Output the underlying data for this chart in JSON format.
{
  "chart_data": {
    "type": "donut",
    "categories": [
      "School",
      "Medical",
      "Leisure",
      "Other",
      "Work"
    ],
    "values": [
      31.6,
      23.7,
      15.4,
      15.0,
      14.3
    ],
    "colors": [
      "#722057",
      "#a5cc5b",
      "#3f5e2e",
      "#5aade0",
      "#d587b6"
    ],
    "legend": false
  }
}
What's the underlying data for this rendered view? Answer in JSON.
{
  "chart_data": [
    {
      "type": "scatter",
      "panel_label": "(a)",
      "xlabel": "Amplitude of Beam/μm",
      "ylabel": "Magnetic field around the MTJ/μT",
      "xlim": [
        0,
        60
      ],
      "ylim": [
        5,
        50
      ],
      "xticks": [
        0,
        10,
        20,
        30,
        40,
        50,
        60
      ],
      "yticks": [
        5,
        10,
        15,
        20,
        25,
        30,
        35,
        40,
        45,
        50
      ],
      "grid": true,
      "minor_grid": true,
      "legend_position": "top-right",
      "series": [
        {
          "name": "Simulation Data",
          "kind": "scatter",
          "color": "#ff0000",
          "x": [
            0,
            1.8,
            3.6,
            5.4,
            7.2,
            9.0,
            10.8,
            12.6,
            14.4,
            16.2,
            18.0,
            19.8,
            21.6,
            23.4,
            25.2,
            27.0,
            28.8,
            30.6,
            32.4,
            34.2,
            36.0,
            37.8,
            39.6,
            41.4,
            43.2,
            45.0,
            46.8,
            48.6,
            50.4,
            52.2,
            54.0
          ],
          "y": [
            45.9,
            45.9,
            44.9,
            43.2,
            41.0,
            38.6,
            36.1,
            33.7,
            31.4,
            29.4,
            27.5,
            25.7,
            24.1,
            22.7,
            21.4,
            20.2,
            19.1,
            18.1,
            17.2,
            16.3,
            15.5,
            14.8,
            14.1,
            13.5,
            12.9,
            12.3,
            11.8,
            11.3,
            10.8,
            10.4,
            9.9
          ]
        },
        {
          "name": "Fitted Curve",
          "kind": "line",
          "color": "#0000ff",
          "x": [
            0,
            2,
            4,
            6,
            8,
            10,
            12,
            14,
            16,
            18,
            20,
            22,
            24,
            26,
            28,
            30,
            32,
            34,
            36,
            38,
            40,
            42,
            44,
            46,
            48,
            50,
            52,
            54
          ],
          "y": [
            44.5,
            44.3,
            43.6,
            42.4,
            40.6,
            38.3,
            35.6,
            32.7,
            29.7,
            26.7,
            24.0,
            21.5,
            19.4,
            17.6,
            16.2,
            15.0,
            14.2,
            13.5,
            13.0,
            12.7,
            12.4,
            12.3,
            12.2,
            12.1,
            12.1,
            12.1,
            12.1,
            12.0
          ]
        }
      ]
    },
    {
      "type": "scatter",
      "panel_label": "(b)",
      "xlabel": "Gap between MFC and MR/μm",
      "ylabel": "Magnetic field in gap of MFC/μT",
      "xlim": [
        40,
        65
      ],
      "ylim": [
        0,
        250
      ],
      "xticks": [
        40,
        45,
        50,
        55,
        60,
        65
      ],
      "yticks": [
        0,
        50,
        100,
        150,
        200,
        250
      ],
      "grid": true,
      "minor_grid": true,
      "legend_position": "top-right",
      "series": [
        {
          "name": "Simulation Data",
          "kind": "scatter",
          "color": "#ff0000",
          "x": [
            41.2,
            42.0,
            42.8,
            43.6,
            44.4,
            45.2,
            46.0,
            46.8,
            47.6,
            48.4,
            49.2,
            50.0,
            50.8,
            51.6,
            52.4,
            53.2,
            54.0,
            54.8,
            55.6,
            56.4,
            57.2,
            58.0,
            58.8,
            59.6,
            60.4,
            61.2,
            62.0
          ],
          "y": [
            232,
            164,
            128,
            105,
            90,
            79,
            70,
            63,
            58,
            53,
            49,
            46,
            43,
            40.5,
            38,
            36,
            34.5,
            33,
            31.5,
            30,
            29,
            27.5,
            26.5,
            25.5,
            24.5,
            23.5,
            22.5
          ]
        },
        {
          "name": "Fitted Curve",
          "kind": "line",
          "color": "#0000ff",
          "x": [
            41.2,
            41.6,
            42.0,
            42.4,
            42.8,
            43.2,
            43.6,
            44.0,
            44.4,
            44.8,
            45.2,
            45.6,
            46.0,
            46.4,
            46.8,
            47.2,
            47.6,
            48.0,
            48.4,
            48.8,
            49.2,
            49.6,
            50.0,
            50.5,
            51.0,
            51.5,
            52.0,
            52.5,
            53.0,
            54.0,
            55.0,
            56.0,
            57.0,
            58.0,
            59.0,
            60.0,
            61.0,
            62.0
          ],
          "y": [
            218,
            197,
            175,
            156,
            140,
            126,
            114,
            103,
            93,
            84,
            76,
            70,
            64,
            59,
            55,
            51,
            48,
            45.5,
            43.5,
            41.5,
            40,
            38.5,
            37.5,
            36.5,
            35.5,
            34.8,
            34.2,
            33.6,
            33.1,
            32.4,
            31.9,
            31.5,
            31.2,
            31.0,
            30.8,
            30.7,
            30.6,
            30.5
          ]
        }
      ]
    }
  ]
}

__YOUR INSTRUCTIONS__
Return all of the entries exactly as written.

__REPLY__
Output the underlying data for this chart in JSON format.
{
  "chart_data": {
    "type": "donut",
    "categories": [
      "School",
      "Medical",
      "Leisure",
      "Other",
      "Work"
    ],
    "values": [
      31.6,
      23.7,
      15.4,
      15.0,
      14.3
    ],
    "colors": [
      "#722057",
      "#a5cc5b",
      "#3f5e2e",
      "#5aade0",
      "#d587b6"
    ],
    "legend": false
  }
}
What's the underlying data for this rendered view? Answer in JSON.
{
  "chart_data": [
    {
      "type": "scatter",
      "panel_label": "(a)",
      "xlabel": "Amplitude of Beam/μm",
      "ylabel": "Magnetic field around the MTJ/μT",
      "xlim": [
        0,
        60
      ],
      "ylim": [
        5,
        50
      ],
      "xticks": [
        0,
        10,
        20,
        30,
        40,
        50,
        60
      ],
      "yticks": [
        5,
        10,
        15,
        20,
        25,
        30,
        35,
        40,
        45,
        50
      ],
      "grid": true,
      "minor_grid": true,
      "legend_position": "top-right",
      "series": [
        {
          "name": "Simulation Data",
          "kind": "scatter",
          "color": "#ff0000",
          "x": [
            0,
            1.8,
            3.6,
            5.4,
            7.2,
            9.0,
            10.8,
            12.6,
            14.4,
            16.2,
            18.0,
            19.8,
            21.6,
            23.4,
            25.2,
            27.0,
            28.8,
            30.6,
            32.4,
            34.2,
            36.0,
            37.8,
            39.6,
            41.4,
            43.2,
            45.0,
            46.8,
            48.6,
            50.4,
            52.2,
            54.0
          ],
          "y": [
            45.9,
            45.9,
            44.9,
            43.2,
            41.0,
            38.6,
            36.1,
            33.7,
            31.4,
            29.4,
            27.5,
            25.7,
            24.1,
            22.7,
            21.4,
            20.2,
            19.1,
            18.1,
            17.2,
            16.3,
            15.5,
            14.8,
            14.1,
            13.5,
            12.9,
            12.3,
            11.8,
            11.3,
            10.8,
            10.4,
            9.9
          ]
        },
        {
          "name": "Fitted Curve",
          "kind": "line",
          "color": "#0000ff",
          "x": [
            0,
            2,
            4,
            6,
            8,
            10,
            12,
            14,
            16,
            18,
            20,
            22,
            24,
            26,
            28,
            30,
            32,
            34,
            36,
            38,
            40,
            42,
            44,
            46,
            48,
            50,
            52,
            54
          ],
          "y": [
            44.5,
            44.3,
            43.6,
            42.4,
            40.6,
            38.3,
            35.6,
            32.7,
            29.7,
            26.7,
            24.0,
            21.5,
            19.4,
            17.6,
            16.2,
            15.0,
            14.2,
            13.5,
            13.0,
            12.7,
            12.4,
            12.3,
            12.2,
            12.1,
            12.1,
            12.1,
            12.1,
            12.0
          ]
        }
      ]
    },
    {
      "type": "scatter",
      "panel_label": "(b)",
      "xlabel": "Gap between MFC and MR/μm",
      "ylabel": "Magnetic field in gap of MFC/μT",
      "xlim": [
        40,
        65
      ],
      "ylim": [
        0,
        250
      ],
      "xticks": [
        40,
        45,
        50,
        55,
        60,
        65
      ],
      "yticks": [
        0,
        50,
        100,
        150,
        200,
        250
      ],
      "grid": true,
      "minor_grid": true,
      "legend_position": "top-right",
      "series": [
        {
          "name": "Simulation Data",
          "kind": "scatter",
          "color": "#ff0000",
          "x": [
            41.2,
            42.0,
            42.8,
            43.6,
            44.4,
            45.2,
            46.0,
            46.8,
            47.6,
            48.4,
            49.2,
            50.0,
            50.8,
            51.6,
            52.4,
            53.2,
            54.0,
            54.8,
            55.6,
            56.4,
            57.2,
            58.0,
            58.8,
            59.6,
            60.4,
            61.2,
            62.0
          ],
          "y": [
            232,
            164,
            128,
            105,
            90,
            79,
            70,
            63,
            58,
            53,
            49,
            46,
            43,
            40.5,
            38,
            36,
            34.5,
            33,
            31.5,
            30,
            29,
            27.5,
            26.5,
            25.5,
            24.5,
            23.5,
            22.5
          ]
        },
        {
          "name": "Fitted Curve",
          "kind": "line",
          "color": "#0000ff",
          "x": [
            41.2,
            41.6,
            42.0,
            42.4,
            42.8,
            43.2,
            43.6,
            44.0,
            44.4,
            44.8,
            45.2,
            45.6,
            46.0,
            46.4,
            46.8,
            47.2,
            47.6,
            48.0,
            48.4,
            48.8,
            49.2,
            49.6,
            50.0,
            50.5,
            51.0,
            51.5,
            52.0,
            52.5,
            53.0,
            54.0,
            55.0,
            56.0,
            57.0,
            58.0,
            59.0,
            60.0,
            61.0,
            62.0
          ],
          "y": [
            218,
            197,
            175,
            156,
            140,
            126,
            114,
            103,
            93,
            84,
            76,
            70,
            64,
            59,
            55,
            51,
            48,
            45.5,
            43.5,
            41.5,
            40,
            38.5,
            37.5,
            36.5,
            35.5,
            34.8,
            34.2,
            33.6,
            33.1,
            32.4,
            31.9,
            31.5,
            31.2,
            31.0,
            30.8,
            30.7,
            30.6,
            30.5
          ]
        }
      ]
    }
  ]
}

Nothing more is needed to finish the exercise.